### SUPPLIED RECORDS

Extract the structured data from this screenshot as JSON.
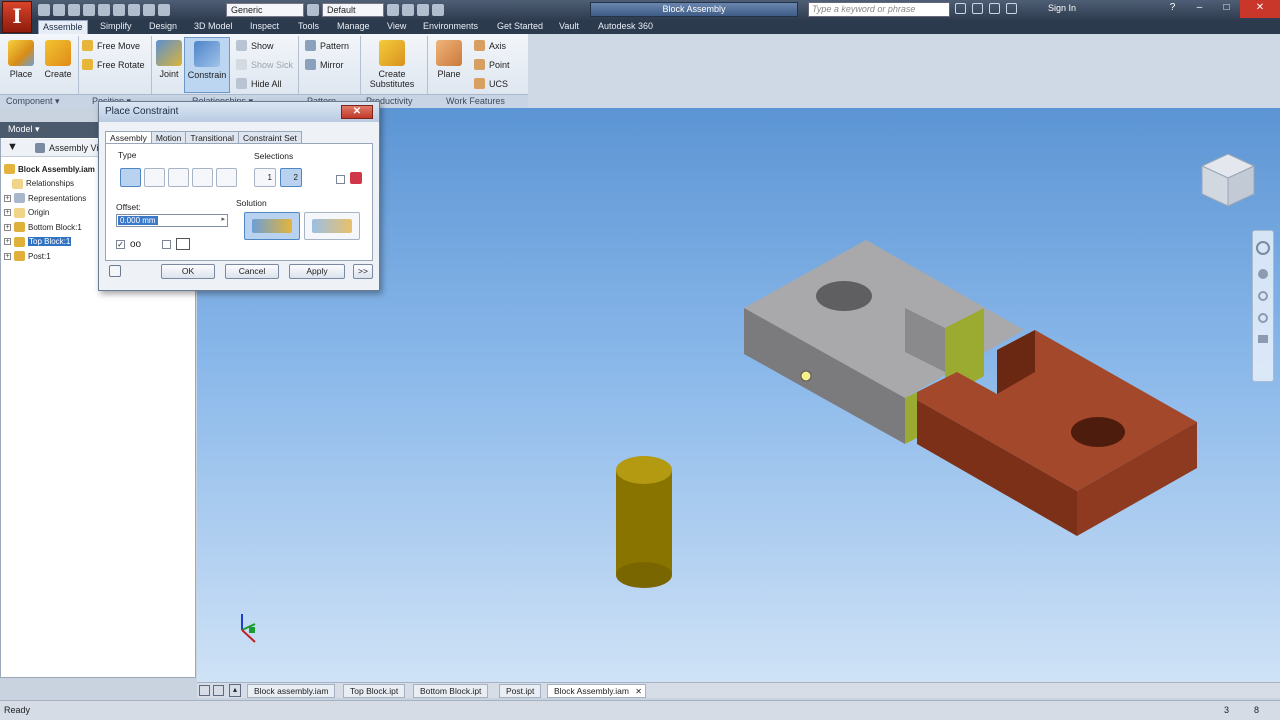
{
  "titlebar": {
    "app_letter": "I",
    "material_combo": "Generic",
    "appearance_combo": "Default",
    "document_title": "Block Assembly",
    "search_placeholder": "Type a keyword or phrase",
    "sign_in": "Sign In"
  },
  "ribbon_tabs": [
    {
      "label": "Assemble",
      "active": true
    },
    {
      "label": "Simplify"
    },
    {
      "label": "Design"
    },
    {
      "label": "3D Model"
    },
    {
      "label": "Inspect"
    },
    {
      "label": "Tools"
    },
    {
      "label": "Manage"
    },
    {
      "label": "View"
    },
    {
      "label": "Environments"
    },
    {
      "label": "Get Started"
    },
    {
      "label": "Vault"
    },
    {
      "label": "Autodesk 360"
    }
  ],
  "ribbon": {
    "place": "Place",
    "create": "Create",
    "free_move": "Free Move",
    "free_rotate": "Free Rotate",
    "joint": "Joint",
    "constrain": "Constrain",
    "show": "Show",
    "show_sick": "Show Sick",
    "hide_all": "Hide All",
    "pattern": "Pattern",
    "mirror": "Mirror",
    "create_substitutes_1": "Create",
    "create_substitutes_2": "Substitutes",
    "plane": "Plane",
    "axis": "Axis",
    "point": "Point",
    "ucs": "UCS",
    "panels": [
      "Component ▾",
      "Position ▾",
      "Relationships ▾",
      "Pattern",
      "Productivity",
      "Work Features"
    ]
  },
  "browser": {
    "header": "Model ▾",
    "view_label": "Assembly View",
    "tree": [
      {
        "label": "Block Assembly.iam",
        "bold": true,
        "expander": ""
      },
      {
        "label": "Relationships",
        "expander": ""
      },
      {
        "label": "Representations",
        "expander": "+"
      },
      {
        "label": "Origin",
        "expander": "+"
      },
      {
        "label": "Bottom Block:1",
        "expander": "+"
      },
      {
        "label": "Top Block:1",
        "expander": "+",
        "selected": true
      },
      {
        "label": "Post:1",
        "expander": "+"
      }
    ]
  },
  "dialog": {
    "title": "Place Constraint",
    "close": "✕",
    "tabs": [
      "Assembly",
      "Motion",
      "Transitional",
      "Constraint Set"
    ],
    "type_label": "Type",
    "selections_label": "Selections",
    "sel1": "1",
    "sel2": "2",
    "offset_label": "Offset:",
    "offset_value": "0.000 mm",
    "solution_label": "Solution",
    "ok": "OK",
    "cancel": "Cancel",
    "apply": "Apply",
    "more": ">>"
  },
  "doc_tabs": [
    {
      "label": "Block assembly.iam"
    },
    {
      "label": "Top Block.ipt"
    },
    {
      "label": "Bottom Block.ipt"
    },
    {
      "label": "Post.ipt"
    },
    {
      "label": "Block Assembly.iam",
      "active": true
    }
  ],
  "status": {
    "left": "Ready",
    "count1": "3",
    "count2": "8"
  },
  "colors": {
    "viewport_top": "#5c95d4",
    "viewport_bottom": "#cfe2f6",
    "top_block": "#a3482a",
    "bottom_block": "#8e8e8e",
    "constraint_face": "#9bab32",
    "post": "#8a7400"
  }
}
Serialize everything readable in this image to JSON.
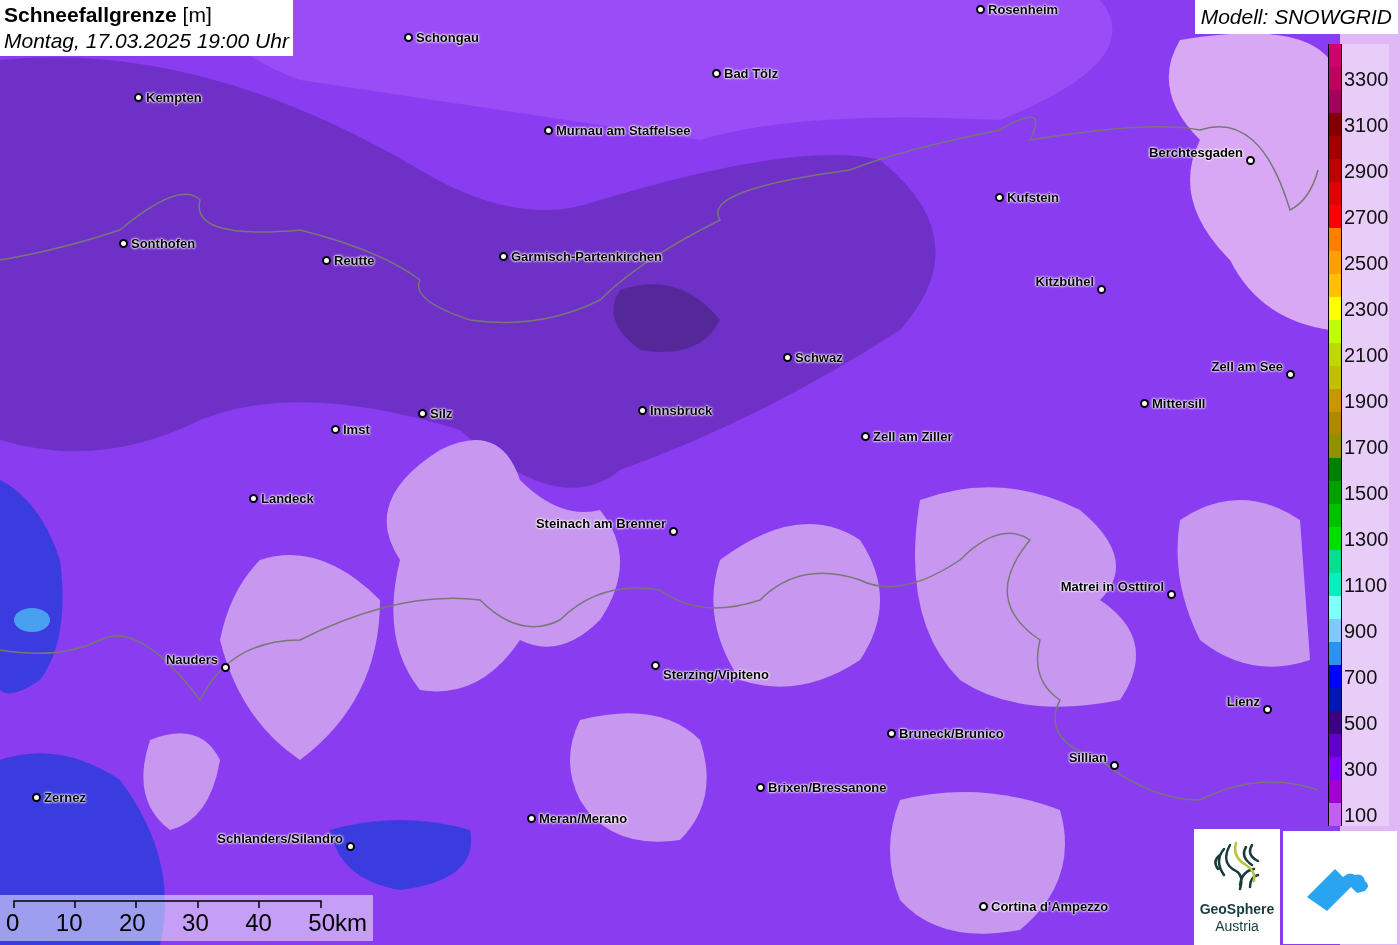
{
  "title": {
    "heading": "**Schneefallgrenze** [m]",
    "subtitle": "Montag, 17.03.2025 19:00 Uhr"
  },
  "model": "Modell: SNOWGRID",
  "cities": [
    {
      "name": "Rosenheim"
    },
    {
      "name": "Schongau"
    },
    {
      "name": "Bad Tölz"
    },
    {
      "name": "Kempten"
    },
    {
      "name": "Murnau am Staffelsee"
    },
    {
      "name": "Berchtesgaden"
    },
    {
      "name": "Kufstein"
    },
    {
      "name": "Sonthofen"
    },
    {
      "name": "Reutte"
    },
    {
      "name": "Garmisch-Partenkirchen"
    },
    {
      "name": "Kitzbühel"
    },
    {
      "name": "Schwaz"
    },
    {
      "name": "Zell am See"
    },
    {
      "name": "Mittersill"
    },
    {
      "name": "Innsbruck"
    },
    {
      "name": "Imst"
    },
    {
      "name": "Silz"
    },
    {
      "name": "Zell am Ziller"
    },
    {
      "name": "Landeck"
    },
    {
      "name": "Steinach am Brenner"
    },
    {
      "name": "Matrei in Osttirol"
    },
    {
      "name": "Nauders"
    },
    {
      "name": "Sterzing/Vipiteno"
    },
    {
      "name": "Lienz"
    },
    {
      "name": "Bruneck/Brunico"
    },
    {
      "name": "Sillian"
    },
    {
      "name": "Brixen/Bressanone"
    },
    {
      "name": "Zernez"
    },
    {
      "name": "Meran/Merano"
    },
    {
      "name": "Schlanders/Silandro"
    },
    {
      "name": "Cortina d'Ampezzo"
    }
  ],
  "legend": [
    {
      "color": "#d00070"
    },
    {
      "label": "3300",
      "color": "#c00060"
    },
    {
      "color": "#a00060"
    },
    {
      "label": "3100",
      "color": "#800000"
    },
    {
      "color": "#a00000"
    },
    {
      "label": "2900",
      "color": "#c00000"
    },
    {
      "color": "#e00000"
    },
    {
      "label": "2700",
      "color": "#ff0000"
    },
    {
      "color": "#ff8000"
    },
    {
      "label": "2500",
      "color": "#ffa000"
    },
    {
      "color": "#ffc000"
    },
    {
      "label": "2300",
      "color": "#ffff00"
    },
    {
      "color": "#c0ff00"
    },
    {
      "label": "2100",
      "color": "#c0d800"
    },
    {
      "color": "#c0c000"
    },
    {
      "label": "1900",
      "color": "#c89600"
    },
    {
      "color": "#b08800"
    },
    {
      "label": "1700",
      "color": "#909000"
    },
    {
      "color": "#008000"
    },
    {
      "label": "1500",
      "color": "#00a000"
    },
    {
      "color": "#00c000"
    },
    {
      "label": "1300",
      "color": "#00e000"
    },
    {
      "color": "#00e090"
    },
    {
      "label": "1100",
      "color": "#00f0c0"
    },
    {
      "color": "#80ffff"
    },
    {
      "label": "900",
      "color": "#80c8ff"
    },
    {
      "color": "#3090f0"
    },
    {
      "label": "700",
      "color": "#0000ff"
    },
    {
      "color": "#0018b0"
    },
    {
      "label": "500",
      "color": "#3c0080"
    },
    {
      "color": "#6000c8"
    },
    {
      "label": "300",
      "color": "#8000ff"
    },
    {
      "color": "#a000d0"
    },
    {
      "label": "100",
      "color": "#c060f0"
    }
  ],
  "scale_bar": [
    "0",
    "10",
    "20",
    "30",
    "40",
    "50km"
  ],
  "logos": {
    "geosphere": [
      "GeoSphere",
      "Austria"
    ]
  }
}
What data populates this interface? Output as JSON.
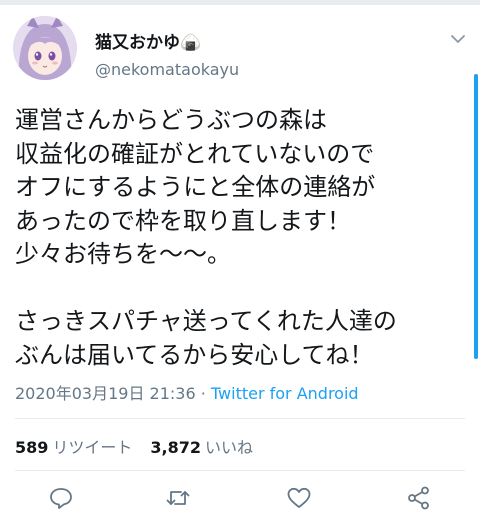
{
  "author": {
    "display_name": "猫又おかゆ🍙",
    "handle": "@nekomataokayu",
    "avatar_icon": "avatar-girl-icon"
  },
  "tweet": {
    "lines": [
      "運営さんからどうぶつの森は",
      "収益化の確証がとれていないので",
      "オフにするようにと全体の連絡が",
      "あったので枠を取り直します！",
      "少々お待ちを〜〜。",
      "",
      "さっきスパチャ送ってくれた人達の",
      "ぶんは届いてるから安心してね！"
    ],
    "timestamp": "2020年03月19日 21:36",
    "separator": " · ",
    "source": "Twitter for Android"
  },
  "stats": {
    "retweets_count": "589",
    "retweets_label": "リツイート",
    "likes_count": "3,872",
    "likes_label": "いいね"
  },
  "actions": [
    "reply-icon",
    "retweet-icon",
    "like-icon",
    "share-icon"
  ],
  "colors": {
    "accent": "#1da1f2",
    "text": "#14171a",
    "muted": "#657786",
    "divider": "#e6ecf0"
  }
}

######

** REQUIRED WORK **
Output every entry verbatim. Pictures do not belong in the copy.

** EXERCISE OUTPUT **
Extract the structured data from this screenshot as JSON.
{
  "titlebar": {
    "app_letter": "I",
    "material_combo": "Generic",
    "appearance_combo": "Default",
    "document_title": "Block Assembly",
    "search_placeholder": "Type a keyword or phrase",
    "sign_in": "Sign In"
  },
  "ribbon_tabs": [
    {
      "label": "Assemble",
      "active": true
    },
    {
      "label": "Simplify"
    },
    {
      "label": "Design"
    },
    {
      "label": "3D Model"
    },
    {
      "label": "Inspect"
    },
    {
      "label": "Tools"
    },
    {
      "label": "Manage"
    },
    {
      "label": "View"
    },
    {
      "label": "Environments"
    },
    {
      "label": "Get Started"
    },
    {
      "label": "Vault"
    },
    {
      "label": "Autodesk 360"
    }
  ],
  "ribbon": {
    "place": "Place",
    "create": "Create",
    "free_move": "Free Move",
    "free_rotate": "Free Rotate",
    "joint": "Joint",
    "constrain": "Constrain",
    "show": "Show",
    "show_sick": "Show Sick",
    "hide_all": "Hide All",
    "pattern": "Pattern",
    "mirror": "Mirror",
    "create_substitutes_1": "Create",
    "create_substitutes_2": "Substitutes",
    "plane": "Plane",
    "axis": "Axis",
    "point": "Point",
    "ucs": "UCS",
    "panels": [
      "Component ▾",
      "Position ▾",
      "Relationships ▾",
      "Pattern",
      "Productivity",
      "Work Features"
    ]
  },
  "browser": {
    "header": "Model ▾",
    "view_label": "Assembly View",
    "tree": [
      {
        "label": "Block Assembly.iam",
        "bold": true,
        "expander": ""
      },
      {
        "label": "Relationships",
        "expander": ""
      },
      {
        "label": "Representations",
        "expander": "+"
      },
      {
        "label": "Origin",
        "expander": "+"
      },
      {
        "label": "Bottom Block:1",
        "expander": "+"
      },
      {
        "label": "Top Block:1",
        "expander": "+",
        "selected": true
      },
      {
        "label": "Post:1",
        "expander": "+"
      }
    ]
  },
  "dialog": {
    "title": "Place Constraint",
    "close": "✕",
    "tabs": [
      "Assembly",
      "Motion",
      "Transitional",
      "Constraint Set"
    ],
    "type_label": "Type",
    "selections_label": "Selections",
    "sel1": "1",
    "sel2": "2",
    "offset_label": "Offset:",
    "offset_value": "0.000 mm",
    "solution_label": "Solution",
    "ok": "OK",
    "cancel": "Cancel",
    "apply": "Apply",
    "more": ">>"
  },
  "doc_tabs": [
    {
      "label": "Block assembly.iam"
    },
    {
      "label": "Top Block.ipt"
    },
    {
      "label": "Bottom Block.ipt"
    },
    {
      "label": "Post.ipt"
    },
    {
      "label": "Block Assembly.iam",
      "active": true
    }
  ],
  "status": {
    "left": "Ready",
    "count1": "3",
    "count2": "8"
  },
  "colors": {
    "viewport_top": "#5c95d4",
    "viewport_bottom": "#cfe2f6",
    "top_block": "#a3482a",
    "bottom_block": "#8e8e8e",
    "constraint_face": "#9bab32",
    "post": "#8a7400"
  }
}
Serialize everything readable in this image to JSON.
{
  "title": {
    "heading": "**Schneefallgrenze** [m]",
    "subtitle": "Montag, 17.03.2025 19:00 Uhr"
  },
  "model": "Modell: SNOWGRID",
  "cities": [
    {
      "name": "Rosenheim"
    },
    {
      "name": "Schongau"
    },
    {
      "name": "Bad Tölz"
    },
    {
      "name": "Kempten"
    },
    {
      "name": "Murnau am Staffelsee"
    },
    {
      "name": "Berchtesgaden"
    },
    {
      "name": "Kufstein"
    },
    {
      "name": "Sonthofen"
    },
    {
      "name": "Reutte"
    },
    {
      "name": "Garmisch-Partenkirchen"
    },
    {
      "name": "Kitzbühel"
    },
    {
      "name": "Schwaz"
    },
    {
      "name": "Zell am See"
    },
    {
      "name": "Mittersill"
    },
    {
      "name": "Innsbruck"
    },
    {
      "name": "Imst"
    },
    {
      "name": "Silz"
    },
    {
      "name": "Zell am Ziller"
    },
    {
      "name": "Landeck"
    },
    {
      "name": "Steinach am Brenner"
    },
    {
      "name": "Matrei in Osttirol"
    },
    {
      "name": "Nauders"
    },
    {
      "name": "Sterzing/Vipiteno"
    },
    {
      "name": "Lienz"
    },
    {
      "name": "Bruneck/Brunico"
    },
    {
      "name": "Sillian"
    },
    {
      "name": "Brixen/Bressanone"
    },
    {
      "name": "Zernez"
    },
    {
      "name": "Meran/Merano"
    },
    {
      "name": "Schlanders/Silandro"
    },
    {
      "name": "Cortina d'Ampezzo"
    }
  ],
  "legend": [
    {
      "color": "#d00070"
    },
    {
      "label": "3300",
      "color": "#c00060"
    },
    {
      "color": "#a00060"
    },
    {
      "label": "3100",
      "color": "#800000"
    },
    {
      "color": "#a00000"
    },
    {
      "label": "2900",
      "color": "#c00000"
    },
    {
      "color": "#e00000"
    },
    {
      "label": "2700",
      "color": "#ff0000"
    },
    {
      "color": "#ff8000"
    },
    {
      "label": "2500",
      "color": "#ffa000"
    },
    {
      "color": "#ffc000"
    },
    {
      "label": "2300",
      "color": "#ffff00"
    },
    {
      "color": "#c0ff00"
    },
    {
      "label": "2100",
      "color": "#c0d800"
    },
    {
      "color": "#c0c000"
    },
    {
      "label": "1900",
      "color": "#c89600"
    },
    {
      "color": "#b08800"
    },
    {
      "label": "1700",
      "color": "#909000"
    },
    {
      "color": "#008000"
    },
    {
      "label": "1500",
      "color": "#00a000"
    },
    {
      "color": "#00c000"
    },
    {
      "label": "1300",
      "color": "#00e000"
    },
    {
      "color": "#00e090"
    },
    {
      "label": "1100",
      "color": "#00f0c0"
    },
    {
      "color": "#80ffff"
    },
    {
      "label": "900",
      "color": "#80c8ff"
    },
    {
      "color": "#3090f0"
    },
    {
      "label": "700",
      "color": "#0000ff"
    },
    {
      "color": "#0018b0"
    },
    {
      "label": "500",
      "color": "#3c0080"
    },
    {
      "color": "#6000c8"
    },
    {
      "label": "300",
      "color": "#8000ff"
    },
    {
      "color": "#a000d0"
    },
    {
      "label": "100",
      "color": "#c060f0"
    }
  ],
  "scale_bar": [
    "0",
    "10",
    "20",
    "30",
    "40",
    "50km"
  ],
  "logos": {
    "geosphere": [
      "GeoSphere",
      "Austria"
    ]
  }
}
What data populates this interface? Output as JSON.
{
  "author": {
    "display_name": "猫又おかゆ🍙",
    "handle": "@nekomataokayu",
    "avatar_icon": "avatar-girl-icon"
  },
  "tweet": {
    "lines": [
      "運営さんからどうぶつの森は",
      "収益化の確証がとれていないので",
      "オフにするようにと全体の連絡が",
      "あったので枠を取り直します！",
      "少々お待ちを〜〜。",
      "",
      "さっきスパチャ送ってくれた人達の",
      "ぶんは届いてるから安心してね！"
    ],
    "timestamp": "2020年03月19日 21:36",
    "separator": " · ",
    "source": "Twitter for Android"
  },
  "stats": {
    "retweets_count": "589",
    "retweets_label": "リツイート",
    "likes_count": "3,872",
    "likes_label": "いいね"
  },
  "actions": [
    "reply-icon",
    "retweet-icon",
    "like-icon",
    "share-icon"
  ],
  "colors": {
    "accent": "#1da1f2",
    "text": "#14171a",
    "muted": "#657786",
    "divider": "#e6ecf0"
  }
}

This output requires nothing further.